→ **Extracts from a graphics dataset**:
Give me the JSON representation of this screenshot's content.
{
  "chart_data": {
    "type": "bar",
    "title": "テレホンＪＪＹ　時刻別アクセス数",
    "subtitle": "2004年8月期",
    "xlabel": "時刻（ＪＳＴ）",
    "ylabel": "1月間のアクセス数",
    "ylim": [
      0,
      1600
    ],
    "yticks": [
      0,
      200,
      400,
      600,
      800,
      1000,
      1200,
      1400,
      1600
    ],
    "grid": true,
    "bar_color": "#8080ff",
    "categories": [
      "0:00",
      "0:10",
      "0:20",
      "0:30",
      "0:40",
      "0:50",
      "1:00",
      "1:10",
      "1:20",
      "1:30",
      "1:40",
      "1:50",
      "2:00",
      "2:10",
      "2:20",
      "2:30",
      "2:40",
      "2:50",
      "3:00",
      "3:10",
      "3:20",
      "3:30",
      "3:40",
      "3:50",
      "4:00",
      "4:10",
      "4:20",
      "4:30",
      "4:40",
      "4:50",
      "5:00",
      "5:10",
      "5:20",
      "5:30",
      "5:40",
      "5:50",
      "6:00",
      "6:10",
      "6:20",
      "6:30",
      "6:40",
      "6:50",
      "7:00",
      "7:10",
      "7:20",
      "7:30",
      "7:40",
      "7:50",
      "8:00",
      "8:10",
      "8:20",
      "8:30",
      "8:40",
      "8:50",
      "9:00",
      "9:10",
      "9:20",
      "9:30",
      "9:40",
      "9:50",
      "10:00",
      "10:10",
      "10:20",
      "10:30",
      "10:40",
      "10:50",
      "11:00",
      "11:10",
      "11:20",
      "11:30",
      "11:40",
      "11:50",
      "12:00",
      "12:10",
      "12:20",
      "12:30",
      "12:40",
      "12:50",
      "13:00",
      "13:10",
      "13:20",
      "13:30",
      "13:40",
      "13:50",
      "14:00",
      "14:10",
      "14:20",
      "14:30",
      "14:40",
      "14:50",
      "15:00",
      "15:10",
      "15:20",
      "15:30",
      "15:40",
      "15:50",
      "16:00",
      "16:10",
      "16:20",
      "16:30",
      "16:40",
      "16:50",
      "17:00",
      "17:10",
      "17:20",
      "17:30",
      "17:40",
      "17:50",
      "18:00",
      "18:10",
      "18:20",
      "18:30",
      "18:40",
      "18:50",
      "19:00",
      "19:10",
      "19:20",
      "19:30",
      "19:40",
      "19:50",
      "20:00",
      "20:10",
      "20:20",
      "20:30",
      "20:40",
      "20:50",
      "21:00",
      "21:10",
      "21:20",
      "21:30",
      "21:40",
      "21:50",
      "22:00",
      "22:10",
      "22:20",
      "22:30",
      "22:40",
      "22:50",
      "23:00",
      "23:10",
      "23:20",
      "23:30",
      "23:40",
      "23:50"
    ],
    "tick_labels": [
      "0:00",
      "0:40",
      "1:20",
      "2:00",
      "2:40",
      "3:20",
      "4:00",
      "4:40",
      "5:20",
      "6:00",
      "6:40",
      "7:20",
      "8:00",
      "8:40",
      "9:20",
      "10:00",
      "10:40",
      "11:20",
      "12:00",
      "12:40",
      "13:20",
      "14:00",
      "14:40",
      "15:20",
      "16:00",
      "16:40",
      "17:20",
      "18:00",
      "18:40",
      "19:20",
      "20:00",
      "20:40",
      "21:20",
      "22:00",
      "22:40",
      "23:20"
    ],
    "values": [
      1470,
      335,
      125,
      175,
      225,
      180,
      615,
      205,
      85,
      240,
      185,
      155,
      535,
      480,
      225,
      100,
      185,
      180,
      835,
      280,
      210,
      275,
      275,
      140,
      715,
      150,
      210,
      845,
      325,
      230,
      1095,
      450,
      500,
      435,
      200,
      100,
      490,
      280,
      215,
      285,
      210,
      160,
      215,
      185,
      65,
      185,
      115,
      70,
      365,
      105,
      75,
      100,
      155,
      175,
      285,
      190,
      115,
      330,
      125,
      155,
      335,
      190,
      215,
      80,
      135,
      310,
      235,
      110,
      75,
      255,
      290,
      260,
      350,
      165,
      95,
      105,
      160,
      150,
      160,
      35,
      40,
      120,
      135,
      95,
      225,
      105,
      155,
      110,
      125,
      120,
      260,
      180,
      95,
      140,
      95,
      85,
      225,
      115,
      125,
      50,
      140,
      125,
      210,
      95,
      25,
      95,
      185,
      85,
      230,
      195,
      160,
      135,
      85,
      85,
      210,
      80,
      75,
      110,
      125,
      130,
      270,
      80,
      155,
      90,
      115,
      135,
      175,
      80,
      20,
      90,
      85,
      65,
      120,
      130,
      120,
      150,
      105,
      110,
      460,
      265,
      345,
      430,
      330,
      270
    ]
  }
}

→ **DIRECTION**:
Reproduce all the data word for word.

→ **EXERCISE OUTPUT**:
Give me the JSON representation of this screenshot's content.
{
  "chart_data": {
    "type": "bar",
    "title": "テレホンＪＪＹ　時刻別アクセス数",
    "subtitle": "2004年8月期",
    "xlabel": "時刻（ＪＳＴ）",
    "ylabel": "1月間のアクセス数",
    "ylim": [
      0,
      1600
    ],
    "yticks": [
      0,
      200,
      400,
      600,
      800,
      1000,
      1200,
      1400,
      1600
    ],
    "grid": true,
    "bar_color": "#8080ff",
    "categories": [
      "0:00",
      "0:10",
      "0:20",
      "0:30",
      "0:40",
      "0:50",
      "1:00",
      "1:10",
      "1:20",
      "1:30",
      "1:40",
      "1:50",
      "2:00",
      "2:10",
      "2:20",
      "2:30",
      "2:40",
      "2:50",
      "3:00",
      "3:10",
      "3:20",
      "3:30",
      "3:40",
      "3:50",
      "4:00",
      "4:10",
      "4:20",
      "4:30",
      "4:40",
      "4:50",
      "5:00",
      "5:10",
      "5:20",
      "5:30",
      "5:40",
      "5:50",
      "6:00",
      "6:10",
      "6:20",
      "6:30",
      "6:40",
      "6:50",
      "7:00",
      "7:10",
      "7:20",
      "7:30",
      "7:40",
      "7:50",
      "8:00",
      "8:10",
      "8:20",
      "8:30",
      "8:40",
      "8:50",
      "9:00",
      "9:10",
      "9:20",
      "9:30",
      "9:40",
      "9:50",
      "10:00",
      "10:10",
      "10:20",
      "10:30",
      "10:40",
      "10:50",
      "11:00",
      "11:10",
      "11:20",
      "11:30",
      "11:40",
      "11:50",
      "12:00",
      "12:10",
      "12:20",
      "12:30",
      "12:40",
      "12:50",
      "13:00",
      "13:10",
      "13:20",
      "13:30",
      "13:40",
      "13:50",
      "14:00",
      "14:10",
      "14:20",
      "14:30",
      "14:40",
      "14:50",
      "15:00",
      "15:10",
      "15:20",
      "15:30",
      "15:40",
      "15:50",
      "16:00",
      "16:10",
      "16:20",
      "16:30",
      "16:40",
      "16:50",
      "17:00",
      "17:10",
      "17:20",
      "17:30",
      "17:40",
      "17:50",
      "18:00",
      "18:10",
      "18:20",
      "18:30",
      "18:40",
      "18:50",
      "19:00",
      "19:10",
      "19:20",
      "19:30",
      "19:40",
      "19:50",
      "20:00",
      "20:10",
      "20:20",
      "20:30",
      "20:40",
      "20:50",
      "21:00",
      "21:10",
      "21:20",
      "21:30",
      "21:40",
      "21:50",
      "22:00",
      "22:10",
      "22:20",
      "22:30",
      "22:40",
      "22:50",
      "23:00",
      "23:10",
      "23:20",
      "23:30",
      "23:40",
      "23:50"
    ],
    "tick_labels": [
      "0:00",
      "0:40",
      "1:20",
      "2:00",
      "2:40",
      "3:20",
      "4:00",
      "4:40",
      "5:20",
      "6:00",
      "6:40",
      "7:20",
      "8:00",
      "8:40",
      "9:20",
      "10:00",
      "10:40",
      "11:20",
      "12:00",
      "12:40",
      "13:20",
      "14:00",
      "14:40",
      "15:20",
      "16:00",
      "16:40",
      "17:20",
      "18:00",
      "18:40",
      "19:20",
      "20:00",
      "20:40",
      "21:20",
      "22:00",
      "22:40",
      "23:20"
    ],
    "values": [
      1470,
      335,
      125,
      175,
      225,
      180,
      615,
      205,
      85,
      240,
      185,
      155,
      535,
      480,
      225,
      100,
      185,
      180,
      835,
      280,
      210,
      275,
      275,
      140,
      715,
      150,
      210,
      845,
      325,
      230,
      1095,
      450,
      500,
      435,
      200,
      100,
      490,
      280,
      215,
      285,
      210,
      160,
      215,
      185,
      65,
      185,
      115,
      70,
      365,
      105,
      75,
      100,
      155,
      175,
      285,
      190,
      115,
      330,
      125,
      155,
      335,
      190,
      215,
      80,
      135,
      310,
      235,
      110,
      75,
      255,
      290,
      260,
      350,
      165,
      95,
      105,
      160,
      150,
      160,
      35,
      40,
      120,
      135,
      95,
      225,
      105,
      155,
      110,
      125,
      120,
      260,
      180,
      95,
      140,
      95,
      85,
      225,
      115,
      125,
      50,
      140,
      125,
      210,
      95,
      25,
      95,
      185,
      85,
      230,
      195,
      160,
      135,
      85,
      85,
      210,
      80,
      75,
      110,
      125,
      130,
      270,
      80,
      155,
      90,
      115,
      135,
      175,
      80,
      20,
      90,
      85,
      65,
      120,
      130,
      120,
      150,
      105,
      110,
      460,
      265,
      345,
      430,
      330,
      270
    ]
  }
}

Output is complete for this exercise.